- _Given exercise_: Which lines in the records below contain the word "Total"? Copy each one out.
* * * * *
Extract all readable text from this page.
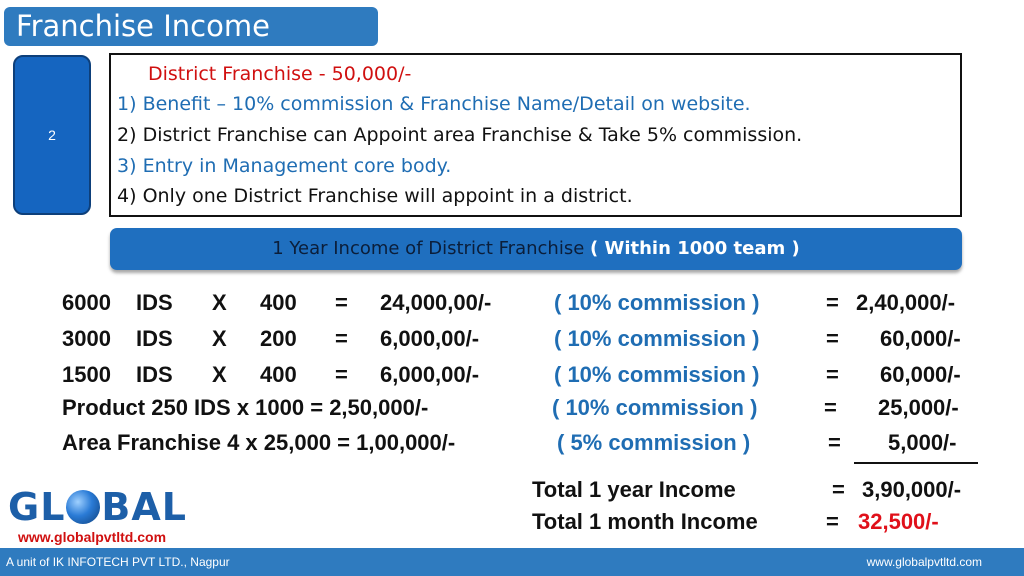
Franchise Income
2
District Franchise - 50,000/-
1) Benefit – 10% commission & Franchise Name/Detail on website.
2) District Franchise can Appoint area Franchise & Take 5% commission.
3) Entry in Management core body.
4) Only one District Franchise will appoint in a district.
1 Year Income of District Franchise ( Within 1000 team )
6000 IDS X 400 = 24,000,00/-	( 10% commission )	= 2,40,000/-
3000 IDS X 200 = 6,000,00/-	( 10% commission )	= 60,000/-
1500 IDS X 400 = 6,000,00/-	( 10% commission )	= 60,000/-
Product 250 IDS x 1000 = 2,50,000/-	( 10% commission )	= 25,000/-
Area Franchise 4 x 25,000 = 1,00,000/-	( 5% commission )	= 5,000/-
Total 1 year Income	= 3,90,000/-
Total 1 month Income	= 32,500/-
GL BAL
www.globalpvtltd.com
A unit of IK INFOTECH PVT LTD., Nagpur	www.globalpvtltd.com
* * * * *
- _Written answer_:
Total 1 year Income	= 3,90,000/-
Total 1 month Income	= 32,500/-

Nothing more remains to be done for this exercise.